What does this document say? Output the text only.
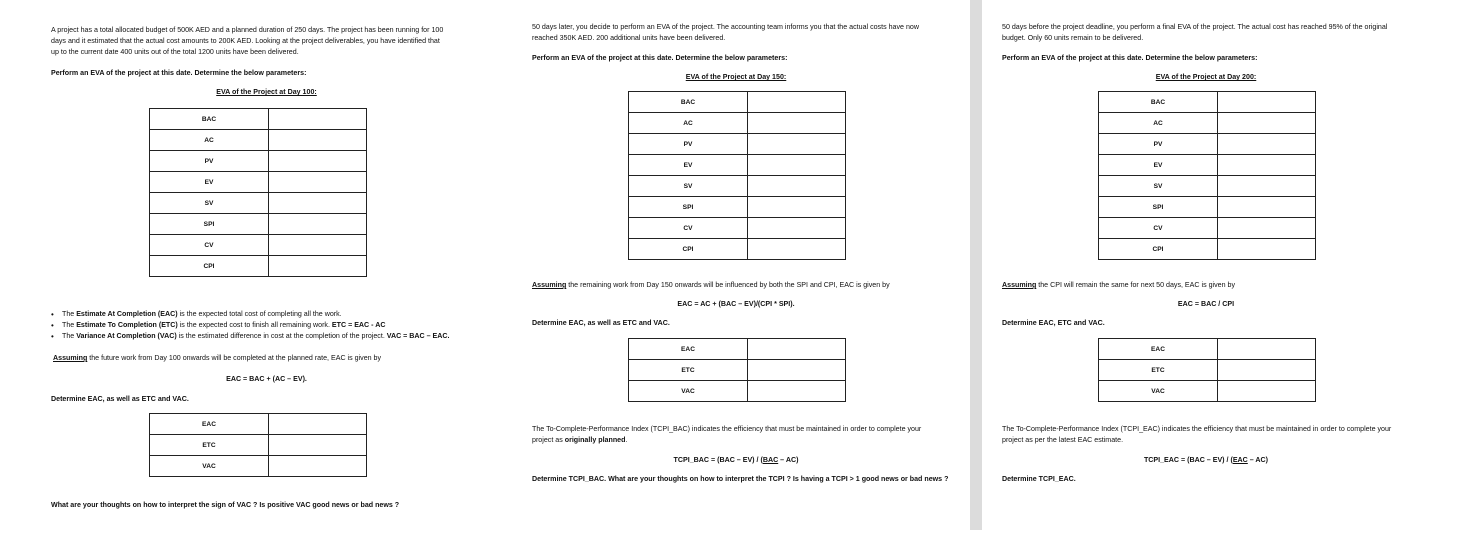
A project has a total allocated budget of 500K AED and a planned duration of 250 days. The project has been running for 100

days and it estimated that the actual cost amounts to 200K AED. Looking at the project deliverables, you have identified that

up to the current date 400 units out of the total 1200 units have been delivered.

Perform an EVA of the project at this date. Determine the below parameters:

EVA of the Project at Day 100:

BAC	
AC	
PV	
EV	
SV	
SPI	
CV	
CPI	
• The Estimate At Completion (EAC) is the expected total cost of completing all the work.
• The Estimate To Completion (ETC) is the expected cost to finish all remaining work. ETC = EAC - AC
• The Variance At Completion (VAC) is the estimated difference in cost at the completion of the project. VAC = BAC – EAC.

Assuming the future work from Day 100 onwards will be completed at the planned rate, EAC is given by

EAC = BAC + (AC – EV).

Determine EAC, as well as ETC and VAC.

EAC	
ETC	
VAC	

What are your thoughts on how to interpret the sign of VAC ? Is positive VAC good news or bad news ?

50 days later, you decide to perform an EVA of the project. The accounting team informs you that the actual costs have now

reached 350K AED. 200 additional units have been delivered.

Perform an EVA of the project at this date. Determine the below parameters:

EVA of the Project at Day 150:

BAC	
AC	
PV	
EV	
SV	
SPI	
CV	
CPI	

Assuming the remaining work from Day 150 onwards will be influenced by both the SPI and CPI, EAC is given by

EAC = AC + (BAC – EV)/(CPI * SPI).

Determine EAC, as well as ETC and VAC.

EAC	
ETC	
VAC	

The To-Complete-Performance Index (TCPI_BAC) indicates the efficiency that must be maintained in order to complete your

project as originally planned.

TCPI_BAC = (BAC – EV) / (BAC – AC)

Determine TCPI_BAC. What are your thoughts on how to interpret the TCPI ? Is having a TCPI > 1 good news or bad news ?

50 days before the project deadline, you perform a final EVA of the project. The actual cost has reached 95% of the original

budget. Only 60 units remain to be delivered.

Perform an EVA of the project at this date. Determine the below parameters:

EVA of the Project at Day 200:

BAC	
AC	
PV	
EV	
SV	
SPI	
CV	
CPI	

Assuming the CPI will remain the same for next 50 days, EAC is given by

EAC = BAC / CPI

Determine EAC, ETC and VAC.

EAC	
ETC	
VAC	

The To-Complete-Performance Index (TCPI_EAC) indicates the efficiency that must be maintained in order to complete your

project as per the latest EAC estimate.

TCPI_EAC = (BAC – EV) / (EAC – AC)

Determine TCPI_EAC.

========================================================================

Work out how many lines above contain the word "thoughts". Give only the number.

▶ _EXERCISE RESULT_
2